Raw records:

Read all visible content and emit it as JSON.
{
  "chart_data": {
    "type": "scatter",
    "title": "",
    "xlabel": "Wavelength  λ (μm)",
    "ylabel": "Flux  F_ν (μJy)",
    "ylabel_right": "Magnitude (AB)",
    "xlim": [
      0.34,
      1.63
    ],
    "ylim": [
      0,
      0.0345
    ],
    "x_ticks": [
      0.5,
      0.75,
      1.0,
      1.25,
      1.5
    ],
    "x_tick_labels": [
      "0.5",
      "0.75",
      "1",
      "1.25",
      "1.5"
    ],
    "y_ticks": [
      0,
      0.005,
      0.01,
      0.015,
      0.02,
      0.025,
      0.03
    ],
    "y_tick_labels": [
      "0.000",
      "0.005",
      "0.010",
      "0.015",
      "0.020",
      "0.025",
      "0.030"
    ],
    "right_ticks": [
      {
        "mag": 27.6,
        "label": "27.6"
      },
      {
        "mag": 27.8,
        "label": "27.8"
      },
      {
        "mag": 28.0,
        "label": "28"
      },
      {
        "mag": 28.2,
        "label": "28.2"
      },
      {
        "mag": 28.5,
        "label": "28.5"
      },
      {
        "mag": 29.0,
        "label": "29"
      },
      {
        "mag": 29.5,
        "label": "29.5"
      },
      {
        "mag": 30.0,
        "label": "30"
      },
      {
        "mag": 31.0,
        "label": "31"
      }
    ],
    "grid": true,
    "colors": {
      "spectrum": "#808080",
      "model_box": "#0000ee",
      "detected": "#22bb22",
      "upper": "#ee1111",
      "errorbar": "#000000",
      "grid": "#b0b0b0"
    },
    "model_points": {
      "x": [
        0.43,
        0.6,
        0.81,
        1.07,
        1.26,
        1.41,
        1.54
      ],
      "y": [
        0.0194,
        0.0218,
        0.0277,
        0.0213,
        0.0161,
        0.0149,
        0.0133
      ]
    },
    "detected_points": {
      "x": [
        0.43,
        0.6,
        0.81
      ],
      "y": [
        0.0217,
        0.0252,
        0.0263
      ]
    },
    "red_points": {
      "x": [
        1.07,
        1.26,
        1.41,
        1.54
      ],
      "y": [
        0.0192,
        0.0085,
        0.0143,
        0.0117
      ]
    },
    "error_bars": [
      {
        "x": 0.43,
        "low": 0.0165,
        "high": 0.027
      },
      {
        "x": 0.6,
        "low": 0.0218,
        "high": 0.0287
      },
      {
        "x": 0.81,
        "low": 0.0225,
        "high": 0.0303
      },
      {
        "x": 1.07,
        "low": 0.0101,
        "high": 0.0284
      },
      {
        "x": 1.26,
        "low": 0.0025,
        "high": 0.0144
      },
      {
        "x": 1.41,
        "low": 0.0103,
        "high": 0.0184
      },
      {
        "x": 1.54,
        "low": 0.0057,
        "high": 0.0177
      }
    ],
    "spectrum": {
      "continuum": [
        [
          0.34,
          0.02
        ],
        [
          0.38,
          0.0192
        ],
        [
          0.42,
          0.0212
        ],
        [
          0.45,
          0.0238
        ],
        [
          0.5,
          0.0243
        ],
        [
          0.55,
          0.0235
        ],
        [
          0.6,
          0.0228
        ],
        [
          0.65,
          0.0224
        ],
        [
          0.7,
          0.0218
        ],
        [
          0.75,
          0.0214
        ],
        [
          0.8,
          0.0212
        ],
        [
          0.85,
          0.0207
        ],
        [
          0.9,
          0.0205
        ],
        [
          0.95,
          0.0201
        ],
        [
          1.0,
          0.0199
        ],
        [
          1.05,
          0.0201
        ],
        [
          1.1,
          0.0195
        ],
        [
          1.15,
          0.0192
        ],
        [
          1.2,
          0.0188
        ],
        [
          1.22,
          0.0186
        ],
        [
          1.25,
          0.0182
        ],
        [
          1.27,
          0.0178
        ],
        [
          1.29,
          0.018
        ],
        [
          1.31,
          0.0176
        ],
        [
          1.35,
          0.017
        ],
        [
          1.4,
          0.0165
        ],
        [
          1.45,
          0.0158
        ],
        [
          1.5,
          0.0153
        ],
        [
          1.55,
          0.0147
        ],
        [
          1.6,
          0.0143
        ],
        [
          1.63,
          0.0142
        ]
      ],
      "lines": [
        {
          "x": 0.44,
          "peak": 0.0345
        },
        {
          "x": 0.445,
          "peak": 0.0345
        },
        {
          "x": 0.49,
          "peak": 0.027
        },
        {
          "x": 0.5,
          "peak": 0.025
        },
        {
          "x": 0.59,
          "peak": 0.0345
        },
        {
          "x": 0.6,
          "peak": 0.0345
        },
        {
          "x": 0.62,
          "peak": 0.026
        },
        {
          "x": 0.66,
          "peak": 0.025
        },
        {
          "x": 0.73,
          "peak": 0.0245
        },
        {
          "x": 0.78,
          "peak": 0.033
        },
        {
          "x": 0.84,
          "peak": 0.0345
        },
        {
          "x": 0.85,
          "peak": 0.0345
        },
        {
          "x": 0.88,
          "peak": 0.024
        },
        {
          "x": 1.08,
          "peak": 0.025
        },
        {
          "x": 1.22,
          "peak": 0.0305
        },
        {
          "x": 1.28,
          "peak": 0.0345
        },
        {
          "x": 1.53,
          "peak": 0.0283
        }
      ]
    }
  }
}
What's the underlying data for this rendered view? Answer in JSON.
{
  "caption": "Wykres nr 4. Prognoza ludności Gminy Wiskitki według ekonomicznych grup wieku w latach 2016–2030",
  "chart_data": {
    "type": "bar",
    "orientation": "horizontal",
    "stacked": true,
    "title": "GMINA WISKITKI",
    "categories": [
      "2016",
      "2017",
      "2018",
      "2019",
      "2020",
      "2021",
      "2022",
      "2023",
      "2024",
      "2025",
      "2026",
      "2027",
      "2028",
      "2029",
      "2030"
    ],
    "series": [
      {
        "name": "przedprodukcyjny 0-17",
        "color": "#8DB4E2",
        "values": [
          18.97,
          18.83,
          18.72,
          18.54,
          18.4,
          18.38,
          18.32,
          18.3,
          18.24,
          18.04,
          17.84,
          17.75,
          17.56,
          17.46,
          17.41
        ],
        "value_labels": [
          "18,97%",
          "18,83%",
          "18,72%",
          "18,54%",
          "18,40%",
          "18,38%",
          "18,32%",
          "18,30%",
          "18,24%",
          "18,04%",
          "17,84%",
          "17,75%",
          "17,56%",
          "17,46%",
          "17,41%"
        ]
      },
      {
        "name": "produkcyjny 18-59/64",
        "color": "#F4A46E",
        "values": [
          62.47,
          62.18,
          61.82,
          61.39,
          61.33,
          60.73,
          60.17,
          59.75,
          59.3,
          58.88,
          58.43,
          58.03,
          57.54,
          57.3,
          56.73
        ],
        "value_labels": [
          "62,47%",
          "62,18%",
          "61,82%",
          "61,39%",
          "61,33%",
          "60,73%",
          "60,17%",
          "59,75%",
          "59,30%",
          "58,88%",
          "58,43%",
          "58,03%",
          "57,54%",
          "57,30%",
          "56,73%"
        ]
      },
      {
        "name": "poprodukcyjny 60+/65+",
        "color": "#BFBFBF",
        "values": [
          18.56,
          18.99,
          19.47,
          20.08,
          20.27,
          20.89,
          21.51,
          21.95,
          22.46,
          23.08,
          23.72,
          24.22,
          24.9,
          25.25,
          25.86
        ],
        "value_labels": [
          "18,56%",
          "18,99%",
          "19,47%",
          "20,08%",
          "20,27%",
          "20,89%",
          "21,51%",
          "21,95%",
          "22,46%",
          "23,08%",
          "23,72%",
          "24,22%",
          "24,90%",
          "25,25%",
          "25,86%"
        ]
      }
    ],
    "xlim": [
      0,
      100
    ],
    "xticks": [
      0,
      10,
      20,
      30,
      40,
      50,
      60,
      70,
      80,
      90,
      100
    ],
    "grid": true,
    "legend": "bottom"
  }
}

*YOUR OBJECTIVE*. Return each entry from above without altering a single character.

*TASK SOLUTION*.
Read all visible content and emit it as JSON.
{
  "chart_data": {
    "type": "scatter",
    "title": "",
    "xlabel": "Wavelength  λ (μm)",
    "ylabel": "Flux  F_ν (μJy)",
    "ylabel_right": "Magnitude (AB)",
    "xlim": [
      0.34,
      1.63
    ],
    "ylim": [
      0,
      0.0345
    ],
    "x_ticks": [
      0.5,
      0.75,
      1.0,
      1.25,
      1.5
    ],
    "x_tick_labels": [
      "0.5",
      "0.75",
      "1",
      "1.25",
      "1.5"
    ],
    "y_ticks": [
      0,
      0.005,
      0.01,
      0.015,
      0.02,
      0.025,
      0.03
    ],
    "y_tick_labels": [
      "0.000",
      "0.005",
      "0.010",
      "0.015",
      "0.020",
      "0.025",
      "0.030"
    ],
    "right_ticks": [
      {
        "mag": 27.6,
        "label": "27.6"
      },
      {
        "mag": 27.8,
        "label": "27.8"
      },
      {
        "mag": 28.0,
        "label": "28"
      },
      {
        "mag": 28.2,
        "label": "28.2"
      },
      {
        "mag": 28.5,
        "label": "28.5"
      },
      {
        "mag": 29.0,
        "label": "29"
      },
      {
        "mag": 29.5,
        "label": "29.5"
      },
      {
        "mag": 30.0,
        "label": "30"
      },
      {
        "mag": 31.0,
        "label": "31"
      }
    ],
    "grid": true,
    "colors": {
      "spectrum": "#808080",
      "model_box": "#0000ee",
      "detected": "#22bb22",
      "upper": "#ee1111",
      "errorbar": "#000000",
      "grid": "#b0b0b0"
    },
    "model_points": {
      "x": [
        0.43,
        0.6,
        0.81,
        1.07,
        1.26,
        1.41,
        1.54
      ],
      "y": [
        0.0194,
        0.0218,
        0.0277,
        0.0213,
        0.0161,
        0.0149,
        0.0133
      ]
    },
    "detected_points": {
      "x": [
        0.43,
        0.6,
        0.81
      ],
      "y": [
        0.0217,
        0.0252,
        0.0263
      ]
    },
    "red_points": {
      "x": [
        1.07,
        1.26,
        1.41,
        1.54
      ],
      "y": [
        0.0192,
        0.0085,
        0.0143,
        0.0117
      ]
    },
    "error_bars": [
      {
        "x": 0.43,
        "low": 0.0165,
        "high": 0.027
      },
      {
        "x": 0.6,
        "low": 0.0218,
        "high": 0.0287
      },
      {
        "x": 0.81,
        "low": 0.0225,
        "high": 0.0303
      },
      {
        "x": 1.07,
        "low": 0.0101,
        "high": 0.0284
      },
      {
        "x": 1.26,
        "low": 0.0025,
        "high": 0.0144
      },
      {
        "x": 1.41,
        "low": 0.0103,
        "high": 0.0184
      },
      {
        "x": 1.54,
        "low": 0.0057,
        "high": 0.0177
      }
    ],
    "spectrum": {
      "continuum": [
        [
          0.34,
          0.02
        ],
        [
          0.38,
          0.0192
        ],
        [
          0.42,
          0.0212
        ],
        [
          0.45,
          0.0238
        ],
        [
          0.5,
          0.0243
        ],
        [
          0.55,
          0.0235
        ],
        [
          0.6,
          0.0228
        ],
        [
          0.65,
          0.0224
        ],
        [
          0.7,
          0.0218
        ],
        [
          0.75,
          0.0214
        ],
        [
          0.8,
          0.0212
        ],
        [
          0.85,
          0.0207
        ],
        [
          0.9,
          0.0205
        ],
        [
          0.95,
          0.0201
        ],
        [
          1.0,
          0.0199
        ],
        [
          1.05,
          0.0201
        ],
        [
          1.1,
          0.0195
        ],
        [
          1.15,
          0.0192
        ],
        [
          1.2,
          0.0188
        ],
        [
          1.22,
          0.0186
        ],
        [
          1.25,
          0.0182
        ],
        [
          1.27,
          0.0178
        ],
        [
          1.29,
          0.018
        ],
        [
          1.31,
          0.0176
        ],
        [
          1.35,
          0.017
        ],
        [
          1.4,
          0.0165
        ],
        [
          1.45,
          0.0158
        ],
        [
          1.5,
          0.0153
        ],
        [
          1.55,
          0.0147
        ],
        [
          1.6,
          0.0143
        ],
        [
          1.63,
          0.0142
        ]
      ],
      "lines": [
        {
          "x": 0.44,
          "peak": 0.0345
        },
        {
          "x": 0.445,
          "peak": 0.0345
        },
        {
          "x": 0.49,
          "peak": 0.027
        },
        {
          "x": 0.5,
          "peak": 0.025
        },
        {
          "x": 0.59,
          "peak": 0.0345
        },
        {
          "x": 0.6,
          "peak": 0.0345
        },
        {
          "x": 0.62,
          "peak": 0.026
        },
        {
          "x": 0.66,
          "peak": 0.025
        },
        {
          "x": 0.73,
          "peak": 0.0245
        },
        {
          "x": 0.78,
          "peak": 0.033
        },
        {
          "x": 0.84,
          "peak": 0.0345
        },
        {
          "x": 0.85,
          "peak": 0.0345
        },
        {
          "x": 0.88,
          "peak": 0.024
        },
        {
          "x": 1.08,
          "peak": 0.025
        },
        {
          "x": 1.22,
          "peak": 0.0305
        },
        {
          "x": 1.28,
          "peak": 0.0345
        },
        {
          "x": 1.53,
          "peak": 0.0283
        }
      ]
    }
  }
}
What's the underlying data for this rendered view? Answer in JSON.
{
  "caption": "Wykres nr 4. Prognoza ludności Gminy Wiskitki według ekonomicznych grup wieku w latach 2016–2030",
  "chart_data": {
    "type": "bar",
    "orientation": "horizontal",
    "stacked": true,
    "title": "GMINA WISKITKI",
    "categories": [
      "2016",
      "2017",
      "2018",
      "2019",
      "2020",
      "2021",
      "2022",
      "2023",
      "2024",
      "2025",
      "2026",
      "2027",
      "2028",
      "2029",
      "2030"
    ],
    "series": [
      {
        "name": "przedprodukcyjny 0-17",
        "color": "#8DB4E2",
        "values": [
          18.97,
          18.83,
          18.72,
          18.54,
          18.4,
          18.38,
          18.32,
          18.3,
          18.24,
          18.04,
          17.84,
          17.75,
          17.56,
          17.46,
          17.41
        ],
        "value_labels": [
          "18,97%",
          "18,83%",
          "18,72%",
          "18,54%",
          "18,40%",
          "18,38%",
          "18,32%",
          "18,30%",
          "18,24%",
          "18,04%",
          "17,84%",
          "17,75%",
          "17,56%",
          "17,46%",
          "17,41%"
        ]
      },
      {
        "name": "produkcyjny 18-59/64",
        "color": "#F4A46E",
        "values": [
          62.47,
          62.18,
          61.82,
          61.39,
          61.33,
          60.73,
          60.17,
          59.75,
          59.3,
          58.88,
          58.43,
          58.03,
          57.54,
          57.3,
          56.73
        ],
        "value_labels": [
          "62,47%",
          "62,18%",
          "61,82%",
          "61,39%",
          "61,33%",
          "60,73%",
          "60,17%",
          "59,75%",
          "59,30%",
          "58,88%",
          "58,43%",
          "58,03%",
          "57,54%",
          "57,30%",
          "56,73%"
        ]
      },
      {
        "name": "poprodukcyjny 60+/65+",
        "color": "#BFBFBF",
        "values": [
          18.56,
          18.99,
          19.47,
          20.08,
          20.27,
          20.89,
          21.51,
          21.95,
          22.46,
          23.08,
          23.72,
          24.22,
          24.9,
          25.25,
          25.86
        ],
        "value_labels": [
          "18,56%",
          "18,99%",
          "19,47%",
          "20,08%",
          "20,27%",
          "20,89%",
          "21,51%",
          "21,95%",
          "22,46%",
          "23,08%",
          "23,72%",
          "24,22%",
          "24,90%",
          "25,25%",
          "25,86%"
        ]
      }
    ],
    "xlim": [
      0,
      100
    ],
    "xticks": [
      0,
      10,
      20,
      30,
      40,
      50,
      60,
      70,
      80,
      90,
      100
    ],
    "grid": true,
    "legend": "bottom"
  }
}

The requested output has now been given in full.